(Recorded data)
☆ ☆ ☆

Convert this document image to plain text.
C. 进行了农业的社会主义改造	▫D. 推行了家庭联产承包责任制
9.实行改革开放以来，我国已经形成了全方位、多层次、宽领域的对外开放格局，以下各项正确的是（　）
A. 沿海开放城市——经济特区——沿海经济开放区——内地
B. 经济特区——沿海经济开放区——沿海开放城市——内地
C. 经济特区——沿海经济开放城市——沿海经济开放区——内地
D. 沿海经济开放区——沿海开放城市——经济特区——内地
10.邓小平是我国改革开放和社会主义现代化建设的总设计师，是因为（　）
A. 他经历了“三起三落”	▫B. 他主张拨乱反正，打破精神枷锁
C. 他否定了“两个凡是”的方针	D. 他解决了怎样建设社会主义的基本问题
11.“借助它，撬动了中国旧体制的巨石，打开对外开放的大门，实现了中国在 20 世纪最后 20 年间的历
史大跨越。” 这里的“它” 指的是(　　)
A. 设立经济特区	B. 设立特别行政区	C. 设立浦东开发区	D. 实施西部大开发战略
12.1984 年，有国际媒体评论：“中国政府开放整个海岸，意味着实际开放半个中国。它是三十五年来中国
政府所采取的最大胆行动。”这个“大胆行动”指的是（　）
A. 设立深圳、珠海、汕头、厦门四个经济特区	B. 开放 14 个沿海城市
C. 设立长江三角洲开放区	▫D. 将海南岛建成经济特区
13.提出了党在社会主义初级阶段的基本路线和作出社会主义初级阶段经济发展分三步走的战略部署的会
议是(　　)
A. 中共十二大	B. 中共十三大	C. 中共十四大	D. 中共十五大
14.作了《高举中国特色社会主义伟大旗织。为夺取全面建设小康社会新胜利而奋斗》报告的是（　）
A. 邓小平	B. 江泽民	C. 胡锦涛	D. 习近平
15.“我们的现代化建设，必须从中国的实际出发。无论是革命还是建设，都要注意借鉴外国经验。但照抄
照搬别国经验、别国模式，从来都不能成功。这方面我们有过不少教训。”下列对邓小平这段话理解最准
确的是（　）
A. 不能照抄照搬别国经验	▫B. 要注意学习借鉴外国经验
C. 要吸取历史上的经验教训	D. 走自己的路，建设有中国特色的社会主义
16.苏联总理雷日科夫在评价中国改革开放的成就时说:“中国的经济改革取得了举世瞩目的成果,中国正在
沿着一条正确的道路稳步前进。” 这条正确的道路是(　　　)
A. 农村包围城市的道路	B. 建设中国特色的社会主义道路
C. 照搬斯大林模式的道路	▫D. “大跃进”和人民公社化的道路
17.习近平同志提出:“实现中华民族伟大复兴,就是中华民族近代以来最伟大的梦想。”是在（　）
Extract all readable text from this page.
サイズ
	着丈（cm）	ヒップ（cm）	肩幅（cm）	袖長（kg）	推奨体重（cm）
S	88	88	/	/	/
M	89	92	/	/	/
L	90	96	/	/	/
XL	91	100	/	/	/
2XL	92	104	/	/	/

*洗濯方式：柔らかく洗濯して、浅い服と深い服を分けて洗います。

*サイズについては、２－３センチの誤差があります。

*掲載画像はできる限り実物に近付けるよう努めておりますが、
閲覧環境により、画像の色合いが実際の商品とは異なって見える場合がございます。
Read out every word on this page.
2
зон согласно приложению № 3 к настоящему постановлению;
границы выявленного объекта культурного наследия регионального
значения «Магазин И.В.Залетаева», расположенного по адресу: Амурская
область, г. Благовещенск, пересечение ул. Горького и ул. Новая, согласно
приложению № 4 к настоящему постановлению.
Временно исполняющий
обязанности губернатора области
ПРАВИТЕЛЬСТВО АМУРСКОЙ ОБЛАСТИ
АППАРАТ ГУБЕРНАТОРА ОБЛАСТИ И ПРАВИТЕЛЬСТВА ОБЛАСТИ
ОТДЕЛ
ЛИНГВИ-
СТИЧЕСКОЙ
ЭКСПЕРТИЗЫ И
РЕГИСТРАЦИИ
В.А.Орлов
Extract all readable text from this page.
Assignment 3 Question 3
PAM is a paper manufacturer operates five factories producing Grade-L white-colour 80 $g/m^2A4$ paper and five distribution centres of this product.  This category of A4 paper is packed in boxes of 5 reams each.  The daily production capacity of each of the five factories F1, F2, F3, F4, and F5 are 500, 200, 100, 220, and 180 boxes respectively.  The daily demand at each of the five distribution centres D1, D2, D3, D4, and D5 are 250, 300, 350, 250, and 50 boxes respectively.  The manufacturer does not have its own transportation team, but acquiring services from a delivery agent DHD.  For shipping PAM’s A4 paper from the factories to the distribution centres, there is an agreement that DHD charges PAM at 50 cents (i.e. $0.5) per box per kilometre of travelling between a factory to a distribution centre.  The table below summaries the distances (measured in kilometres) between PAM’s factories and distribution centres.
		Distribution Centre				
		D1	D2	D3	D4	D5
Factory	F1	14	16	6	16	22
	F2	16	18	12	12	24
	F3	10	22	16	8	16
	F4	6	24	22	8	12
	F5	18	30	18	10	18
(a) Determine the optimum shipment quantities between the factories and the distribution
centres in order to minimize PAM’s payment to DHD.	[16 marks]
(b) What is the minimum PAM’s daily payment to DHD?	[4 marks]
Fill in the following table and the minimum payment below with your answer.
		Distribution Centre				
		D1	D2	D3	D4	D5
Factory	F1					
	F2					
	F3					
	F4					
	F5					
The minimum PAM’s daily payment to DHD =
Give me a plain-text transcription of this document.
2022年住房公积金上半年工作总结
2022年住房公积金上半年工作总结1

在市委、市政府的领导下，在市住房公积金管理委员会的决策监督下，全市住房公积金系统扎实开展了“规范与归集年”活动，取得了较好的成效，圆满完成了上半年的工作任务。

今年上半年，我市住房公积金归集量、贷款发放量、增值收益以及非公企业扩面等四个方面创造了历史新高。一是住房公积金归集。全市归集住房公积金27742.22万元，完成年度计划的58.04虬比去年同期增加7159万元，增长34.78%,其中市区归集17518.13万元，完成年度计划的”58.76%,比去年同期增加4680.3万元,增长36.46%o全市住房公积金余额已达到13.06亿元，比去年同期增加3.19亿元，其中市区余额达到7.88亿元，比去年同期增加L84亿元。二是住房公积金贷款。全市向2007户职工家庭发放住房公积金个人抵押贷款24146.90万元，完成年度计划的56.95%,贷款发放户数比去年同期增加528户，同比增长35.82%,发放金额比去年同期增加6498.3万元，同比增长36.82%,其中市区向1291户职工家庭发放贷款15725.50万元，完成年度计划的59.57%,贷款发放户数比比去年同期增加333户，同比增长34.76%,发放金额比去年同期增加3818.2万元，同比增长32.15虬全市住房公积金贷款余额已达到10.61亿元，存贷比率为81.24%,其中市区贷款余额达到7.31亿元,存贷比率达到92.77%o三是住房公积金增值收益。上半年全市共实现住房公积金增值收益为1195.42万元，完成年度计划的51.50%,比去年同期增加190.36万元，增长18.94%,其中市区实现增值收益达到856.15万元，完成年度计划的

☆ ☆ ☆

DESCRIPTION OF THE TASK — Copy each line of the data above without altering a single character.

WRITTEN RESPONSE —
Convert this document image to plain text.
C. 进行了农业的社会主义改造	▫D. 推行了家庭联产承包责任制
9.实行改革开放以来，我国已经形成了全方位、多层次、宽领域的对外开放格局，以下各项正确的是（　）
A. 沿海开放城市——经济特区——沿海经济开放区——内地
B. 经济特区——沿海经济开放区——沿海开放城市——内地
C. 经济特区——沿海经济开放城市——沿海经济开放区——内地
D. 沿海经济开放区——沿海开放城市——经济特区——内地
10.邓小平是我国改革开放和社会主义现代化建设的总设计师，是因为（　）
A. 他经历了“三起三落”	▫B. 他主张拨乱反正，打破精神枷锁
C. 他否定了“两个凡是”的方针	D. 他解决了怎样建设社会主义的基本问题
11.“借助它，撬动了中国旧体制的巨石，打开对外开放的大门，实现了中国在 20 世纪最后 20 年间的历
史大跨越。” 这里的“它” 指的是(　　)
A. 设立经济特区	B. 设立特别行政区	C. 设立浦东开发区	D. 实施西部大开发战略
12.1984 年，有国际媒体评论：“中国政府开放整个海岸，意味着实际开放半个中国。它是三十五年来中国
政府所采取的最大胆行动。”这个“大胆行动”指的是（　）
A. 设立深圳、珠海、汕头、厦门四个经济特区	B. 开放 14 个沿海城市
C. 设立长江三角洲开放区	▫D. 将海南岛建成经济特区
13.提出了党在社会主义初级阶段的基本路线和作出社会主义初级阶段经济发展分三步走的战略部署的会
议是(　　)
A. 中共十二大	B. 中共十三大	C. 中共十四大	D. 中共十五大
14.作了《高举中国特色社会主义伟大旗织。为夺取全面建设小康社会新胜利而奋斗》报告的是（　）
A. 邓小平	B. 江泽民	C. 胡锦涛	D. 习近平
15.“我们的现代化建设，必须从中国的实际出发。无论是革命还是建设，都要注意借鉴外国经验。但照抄
照搬别国经验、别国模式，从来都不能成功。这方面我们有过不少教训。”下列对邓小平这段话理解最准
确的是（　）
A. 不能照抄照搬别国经验	▫B. 要注意学习借鉴外国经验
C. 要吸取历史上的经验教训	D. 走自己的路，建设有中国特色的社会主义
16.苏联总理雷日科夫在评价中国改革开放的成就时说:“中国的经济改革取得了举世瞩目的成果,中国正在
沿着一条正确的道路稳步前进。” 这条正确的道路是(　　　)
A. 农村包围城市的道路	B. 建设中国特色的社会主义道路
C. 照搬斯大林模式的道路	▫D. “大跃进”和人民公社化的道路
17.习近平同志提出:“实现中华民族伟大复兴,就是中华民族近代以来最伟大的梦想。”是在（　）
Extract all readable text from this page.
サイズ
	着丈（cm）	ヒップ（cm）	肩幅（cm）	袖長（kg）	推奨体重（cm）
S	88	88	/	/	/
M	89	92	/	/	/
L	90	96	/	/	/
XL	91	100	/	/	/
2XL	92	104	/	/	/

*洗濯方式：柔らかく洗濯して、浅い服と深い服を分けて洗います。

*サイズについては、２－３センチの誤差があります。

*掲載画像はできる限り実物に近付けるよう努めておりますが、
閲覧環境により、画像の色合いが実際の商品とは異なって見える場合がございます。
Read out every word on this page.
2
зон согласно приложению № 3 к настоящему постановлению;
границы выявленного объекта культурного наследия регионального
значения «Магазин И.В.Залетаева», расположенного по адресу: Амурская
область, г. Благовещенск, пересечение ул. Горького и ул. Новая, согласно
приложению № 4 к настоящему постановлению.
Временно исполняющий
обязанности губернатора области
ПРАВИТЕЛЬСТВО АМУРСКОЙ ОБЛАСТИ
АППАРАТ ГУБЕРНАТОРА ОБЛАСТИ И ПРАВИТЕЛЬСТВА ОБЛАСТИ
ОТДЕЛ
ЛИНГВИ-
СТИЧЕСКОЙ
ЭКСПЕРТИЗЫ И
РЕГИСТРАЦИИ
В.А.Орлов
Extract all readable text from this page.
Assignment 3 Question 3
PAM is a paper manufacturer operates five factories producing Grade-L white-colour 80 $g/m^2A4$ paper and five distribution centres of this product.  This category of A4 paper is packed in boxes of 5 reams each.  The daily production capacity of each of the five factories F1, F2, F3, F4, and F5 are 500, 200, 100, 220, and 180 boxes respectively.  The daily demand at each of the five distribution centres D1, D2, D3, D4, and D5 are 250, 300, 350, 250, and 50 boxes respectively.  The manufacturer does not have its own transportation team, but acquiring services from a delivery agent DHD.  For shipping PAM’s A4 paper from the factories to the distribution centres, there is an agreement that DHD charges PAM at 50 cents (i.e. $0.5) per box per kilometre of travelling between a factory to a distribution centre.  The table below summaries the distances (measured in kilometres) between PAM’s factories and distribution centres.
		Distribution Centre				
		D1	D2	D3	D4	D5
Factory	F1	14	16	6	16	22
	F2	16	18	12	12	24
	F3	10	22	16	8	16
	F4	6	24	22	8	12
	F5	18	30	18	10	18
(a) Determine the optimum shipment quantities between the factories and the distribution
centres in order to minimize PAM’s payment to DHD.	[16 marks]
(b) What is the minimum PAM’s daily payment to DHD?	[4 marks]
Fill in the following table and the minimum payment below with your answer.
		Distribution Centre				
		D1	D2	D3	D4	D5
Factory	F1					
	F2					
	F3					
	F4					
	F5					
The minimum PAM’s daily payment to DHD =
Give me a plain-text transcription of this document.
2022年住房公积金上半年工作总结
2022年住房公积金上半年工作总结1

在市委、市政府的领导下，在市住房公积金管理委员会的决策监督下，全市住房公积金系统扎实开展了“规范与归集年”活动，取得了较好的成效，圆满完成了上半年的工作任务。

今年上半年，我市住房公积金归集量、贷款发放量、增值收益以及非公企业扩面等四个方面创造了历史新高。一是住房公积金归集。全市归集住房公积金27742.22万元，完成年度计划的58.04虬比去年同期增加7159万元，增长34.78%,其中市区归集17518.13万元，完成年度计划的”58.76%,比去年同期增加4680.3万元,增长36.46%o全市住房公积金余额已达到13.06亿元，比去年同期增加3.19亿元，其中市区余额达到7.88亿元，比去年同期增加L84亿元。二是住房公积金贷款。全市向2007户职工家庭发放住房公积金个人抵押贷款24146.90万元，完成年度计划的56.95%,贷款发放户数比去年同期增加528户，同比增长35.82%,发放金额比去年同期增加6498.3万元，同比增长36.82%,其中市区向1291户职工家庭发放贷款15725.50万元，完成年度计划的59.57%,贷款发放户数比比去年同期增加333户，同比增长34.76%,发放金额比去年同期增加3818.2万元，同比增长32.15虬全市住房公积金贷款余额已达到10.61亿元，存贷比率为81.24%,其中市区贷款余额达到7.31亿元,存贷比率达到92.77%o三是住房公积金增值收益。上半年全市共实现住房公积金增值收益为1195.42万元，完成年度计划的51.50%,比去年同期增加190.36万元，增长18.94%,其中市区实现增值收益达到856.15万元，完成年度计划的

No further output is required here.